- [Directions]
Return every line from the entries below that contains the string "Nome", copying each matching line in full.

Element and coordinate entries
* START *

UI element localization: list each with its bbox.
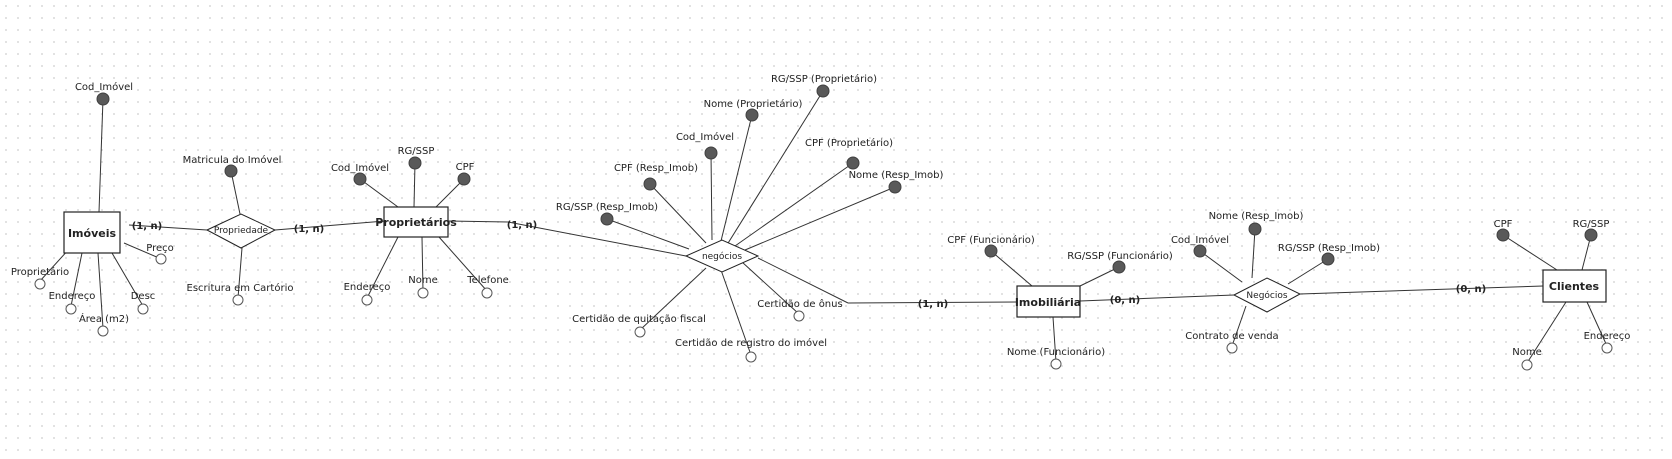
attribute-dot	[417, 287, 429, 299]
attr-proprietarios-endereco: Endereço	[344, 282, 391, 293]
attribute-dot	[1226, 342, 1238, 354]
attr-negocios-cod-imovel: Cod_Imóvel	[676, 131, 734, 143]
attr-negocios-cert-quitacao: Certidão de quitação fiscal	[572, 314, 706, 325]
key-attribute-dot	[408, 156, 422, 170]
attr-imoveis-preco: Preço	[146, 243, 174, 254]
attr-negocios-cpf-prop: CPF (Proprietário)	[805, 137, 893, 149]
key-attribute-dot	[457, 172, 471, 186]
attr-clientes-endereco: Endereço	[1584, 331, 1631, 342]
attr-clientes-rg-ssp: RG/SSP	[1573, 219, 1610, 230]
key-attribute-dot	[1193, 244, 1207, 258]
cardinality-neg-imobiliaria: (1, n)	[918, 299, 949, 310]
key-attribute-dot	[1112, 260, 1126, 274]
attr-imoveis-desc: Desc	[131, 291, 156, 302]
cardinality-neg-clientes: (0, n)	[1456, 284, 1487, 295]
entity-imobiliaria-label: Imobiliária	[1015, 296, 1081, 309]
attribute-dot	[232, 294, 244, 306]
attribute-dot	[97, 325, 109, 337]
attribute-dot	[793, 310, 805, 322]
attr-imobiliaria-rg-func: RG/SSP (Funcionário)	[1067, 250, 1173, 262]
attr-imoveis-proprietario: Proprietário	[11, 266, 69, 278]
cardinality-proprietarios-neg: (1, n)	[507, 220, 538, 231]
key-attribute-dot	[1496, 228, 1510, 242]
cardinality-prop-proprietarios: (1, n)	[294, 224, 325, 235]
attr-proprietarios-rg-ssp: RG/SSP	[398, 146, 435, 157]
entity-proprietarios[interactable]: Proprietários	[375, 206, 457, 238]
key-attribute-dot	[96, 92, 110, 106]
cardinality-imoveis-prop: (1, n)	[132, 221, 163, 232]
attr-imobiliaria-cpf-func: CPF (Funcionário)	[947, 234, 1035, 246]
attr-clientes-cpf: CPF	[1494, 219, 1513, 230]
attr-negocios-cli-nome-resp: Nome (Resp_Imob)	[1209, 211, 1304, 222]
attr-negocios-nome-prop: Nome (Proprietário)	[704, 98, 803, 110]
entity-clientes[interactable]: Clientes	[1542, 269, 1607, 303]
attribute-dot	[1050, 358, 1062, 370]
relationship-negocios-cli[interactable]: Negócios	[1232, 277, 1302, 313]
relationship-propriedade[interactable]: Propriedade	[205, 213, 277, 249]
key-attribute-dot	[704, 146, 718, 160]
key-attribute-dot	[643, 177, 657, 191]
attr-proprietarios-cpf: CPF	[456, 162, 475, 173]
key-attribute-dot	[888, 180, 902, 194]
attr-propriedade-escritura: Escritura em Cartório	[187, 282, 294, 294]
attr-propriedade-matricula: Matricula do Imóvel	[183, 154, 282, 166]
key-attribute-dot	[745, 108, 759, 122]
relationship-negocios-prop-label: negócios	[702, 251, 742, 262]
attribute-dot	[65, 303, 77, 315]
key-attribute-dot	[1321, 252, 1335, 266]
attr-negocios-cli-cod-imovel: Cod_Imóvel	[1171, 234, 1229, 246]
attribute-dot	[137, 303, 149, 315]
entity-imoveis[interactable]: Imóveis	[63, 211, 121, 254]
attr-imobiliaria-nome-func: Nome (Funcionário)	[1007, 346, 1105, 358]
attr-negocios-nome-resp: Nome (Resp_Imob)	[849, 170, 944, 181]
attr-negocios-cli-rg-resp: RG/SSP (Resp_Imob)	[1278, 243, 1380, 254]
key-attribute-dot	[816, 84, 830, 98]
attribute-dot	[155, 253, 167, 265]
relationship-propriedade-label: Propriedade	[214, 226, 269, 236]
attribute-dot	[1601, 342, 1613, 354]
relationship-negocios-cli-label: Negócios	[1246, 290, 1287, 301]
attr-negocios-cert-registro: Certidão de registro do imóvel	[675, 337, 827, 349]
relationship-negocios-prop[interactable]: negócios	[684, 239, 760, 273]
attribute-dot	[481, 287, 493, 299]
entity-proprietarios-label: Proprietários	[375, 216, 457, 229]
attribute-dot	[1521, 359, 1533, 371]
entity-imobiliaria[interactable]: Imobiliária	[1015, 285, 1081, 318]
attr-negocios-cli-contrato: Contrato de venda	[1185, 331, 1278, 342]
key-attribute-dot	[600, 212, 614, 226]
attr-negocios-cert-onus: Certidão de ônus	[757, 298, 842, 310]
attr-imoveis-endereco: Endereço	[49, 291, 96, 302]
attr-negocios-cpf-resp: CPF (Resp_Imob)	[614, 163, 698, 174]
attr-imoveis-area: Área (m2)	[79, 312, 129, 325]
key-attribute-dot	[224, 164, 238, 178]
attr-negocios-rg-resp: RG/SSP (Resp_Imob)	[556, 202, 658, 213]
key-attribute-dot	[1248, 222, 1262, 236]
key-attribute-dot	[1584, 228, 1598, 242]
entity-clientes-label: Clientes	[1549, 280, 1600, 293]
entity-imoveis-label: Imóveis	[68, 227, 117, 240]
attribute-markers	[34, 84, 1613, 371]
attr-proprietarios-nome: Nome	[408, 275, 438, 286]
attr-negocios-rg-prop: RG/SSP (Proprietário)	[771, 73, 877, 85]
attribute-dot	[745, 351, 757, 363]
attr-proprietarios-telefone: Telefone	[466, 275, 509, 286]
attribute-dot	[34, 278, 46, 290]
key-attribute-dot	[984, 244, 998, 258]
key-attribute-dot	[846, 156, 860, 170]
attr-clientes-nome: Nome	[1512, 347, 1542, 358]
connectors	[39, 90, 1608, 364]
attr-imoveis-cod-imovel: Cod_Imóvel	[75, 81, 133, 93]
attribute-labels: Cod_Imóvel Proprietário Endereço Área (m…	[11, 73, 1631, 358]
cardinality-imobiliaria-neg: (0, n)	[1110, 295, 1141, 306]
key-attribute-dot	[353, 172, 367, 186]
attr-proprietarios-cod-imovel: Cod_Imóvel	[331, 162, 389, 174]
attribute-dot	[634, 326, 646, 338]
attribute-dot	[361, 294, 373, 306]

* END *

- [Task answer]
attr-negocios-cli-nome-resp: Nome (Resp_Imob)	[1209, 211, 1304, 222]
attr-negocios-nome-prop: Nome (Proprietário)	[704, 98, 803, 110]
attr-imobiliaria-nome-func: Nome (Funcionário)	[1007, 346, 1105, 358]
attr-negocios-nome-resp: Nome (Resp_Imob)	[849, 170, 944, 181]
attr-proprietarios-nome: Nome	[408, 275, 438, 286]
attr-clientes-nome: Nome	[1512, 347, 1542, 358]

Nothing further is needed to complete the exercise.